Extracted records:
◇ ◇ ◇ ◇ ◇ ◇ ◇

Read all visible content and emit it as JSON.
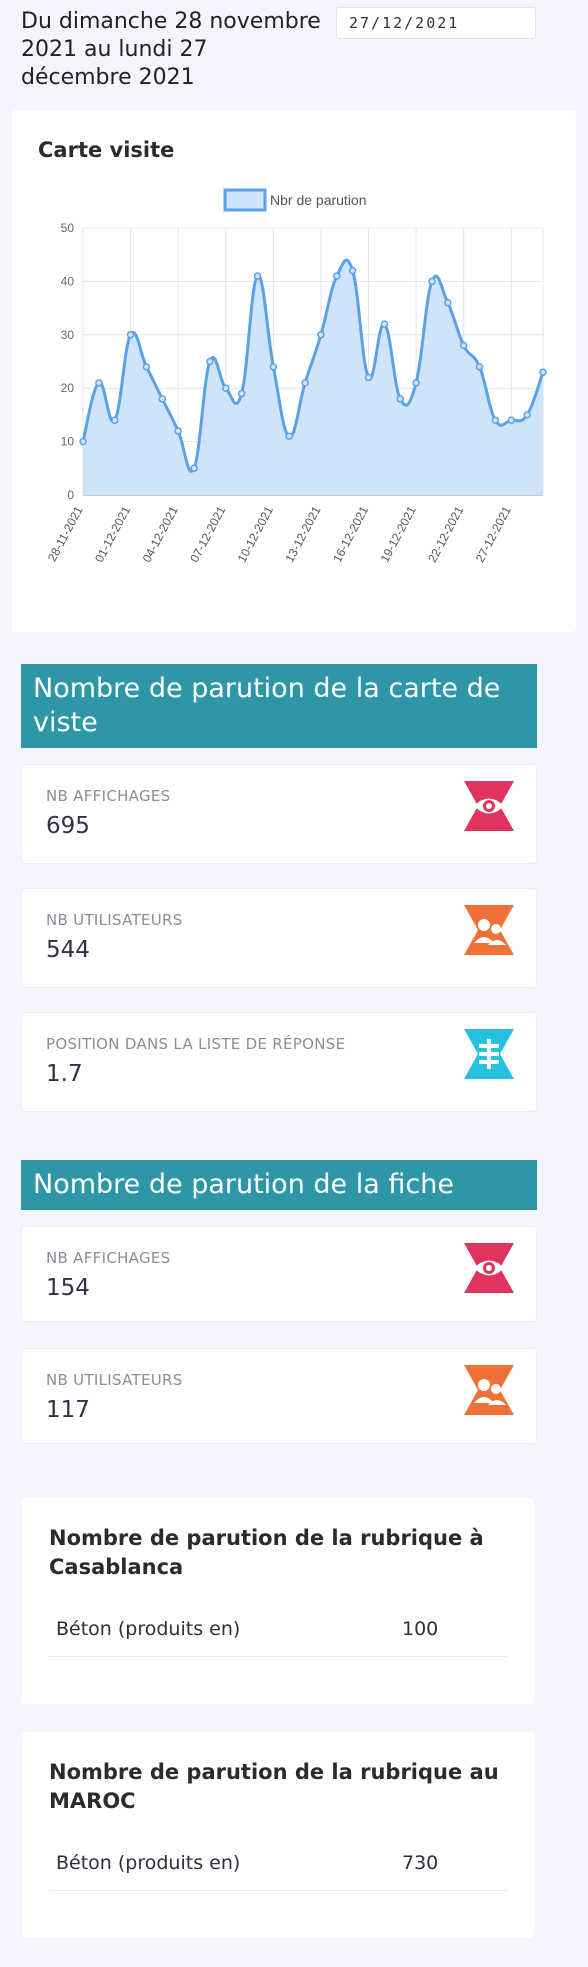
{
  "header": {
    "period_text": "Du dimanche 28 novembre 2021 au lundi 27 décembre 2021",
    "date_value": "27/12/2021"
  },
  "chart_card": {
    "title": "Carte visite"
  },
  "chart_data": {
    "type": "area",
    "title": "Carte visite",
    "x_tick_labels": [
      "28-11-2021",
      "01-12-2021",
      "04-12-2021",
      "07-12-2021",
      "10-12-2021",
      "13-12-2021",
      "16-12-2021",
      "19-12-2021",
      "22-12-2021",
      "27-12-2021"
    ],
    "x": [
      "28-11-2021",
      "29-11-2021",
      "30-11-2021",
      "01-12-2021",
      "02-12-2021",
      "03-12-2021",
      "04-12-2021",
      "05-12-2021",
      "06-12-2021",
      "07-12-2021",
      "08-12-2021",
      "09-12-2021",
      "10-12-2021",
      "11-12-2021",
      "12-12-2021",
      "13-12-2021",
      "14-12-2021",
      "15-12-2021",
      "16-12-2021",
      "17-12-2021",
      "18-12-2021",
      "19-12-2021",
      "20-12-2021",
      "21-12-2021",
      "22-12-2021",
      "23-12-2021",
      "24-12-2021",
      "25-12-2021",
      "26-12-2021",
      "27-12-2021"
    ],
    "series": [
      {
        "name": "Nbr de parution",
        "values": [
          10,
          21,
          14,
          30,
          24,
          18,
          12,
          5,
          25,
          20,
          19,
          41,
          24,
          11,
          21,
          30,
          41,
          42,
          22,
          32,
          18,
          21,
          40,
          36,
          28,
          24,
          14,
          14,
          15,
          23
        ]
      }
    ],
    "yticks": [
      0,
      10,
      20,
      30,
      40,
      50
    ],
    "ylim": [
      0,
      50
    ],
    "legend_position": "top",
    "grid": true,
    "colors": {
      "line": "#5aa2e8",
      "fill": "#cfe4fb"
    }
  },
  "section1": {
    "title": "Nombre de parution de la carte de viste",
    "cards": [
      {
        "label": "NB AFFICHAGES",
        "value": "695",
        "icon": "eye-icon",
        "color": "#e0335e"
      },
      {
        "label": "NB UTILISATEURS",
        "value": "544",
        "icon": "users-icon",
        "color": "#f07138"
      },
      {
        "label": "POSITION DANS LA LISTE DE RÉPONSE",
        "value": "1.7",
        "icon": "list-icon",
        "color": "#23c0e0"
      }
    ]
  },
  "section2": {
    "title": "Nombre de parution de la fiche",
    "cards": [
      {
        "label": "NB AFFICHAGES",
        "value": "154",
        "icon": "eye-icon",
        "color": "#e0335e"
      },
      {
        "label": "NB UTILISATEURS",
        "value": "117",
        "icon": "users-icon",
        "color": "#f07138"
      }
    ]
  },
  "rubrique_casablanca": {
    "title": "Nombre de parution de la rubrique à Casablanca",
    "rows": [
      {
        "label": "Béton (produits en)",
        "value": "100"
      }
    ]
  },
  "rubrique_maroc": {
    "title": "Nombre de parution de la rubrique au MAROC",
    "rows": [
      {
        "label": "Béton (produits en)",
        "value": "730"
      }
    ]
  }
}
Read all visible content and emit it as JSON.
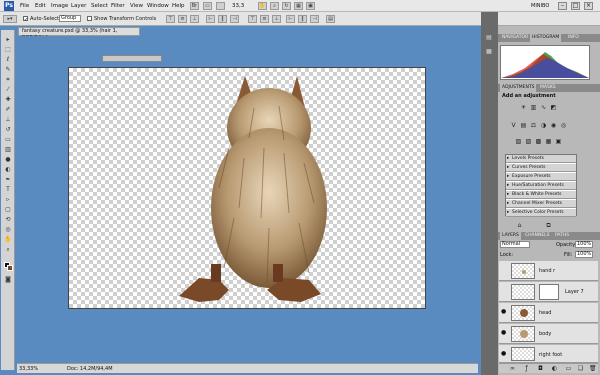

◇ ◇ ◇ ◇ ◇ ◇ ◇

[Brief] Select every line of the records holding the string "title".

[Result for this task]
    "title": "Carte visite"
    "title": "Carte visite",
    "title": "Nombre de parution de la carte de viste",
    "title": "Nombre de parution de la fiche",
    "title": "Nombre de parution de la rubrique à Casablanca",
    "title": "Nombre de parution de la rubrique au MAROC",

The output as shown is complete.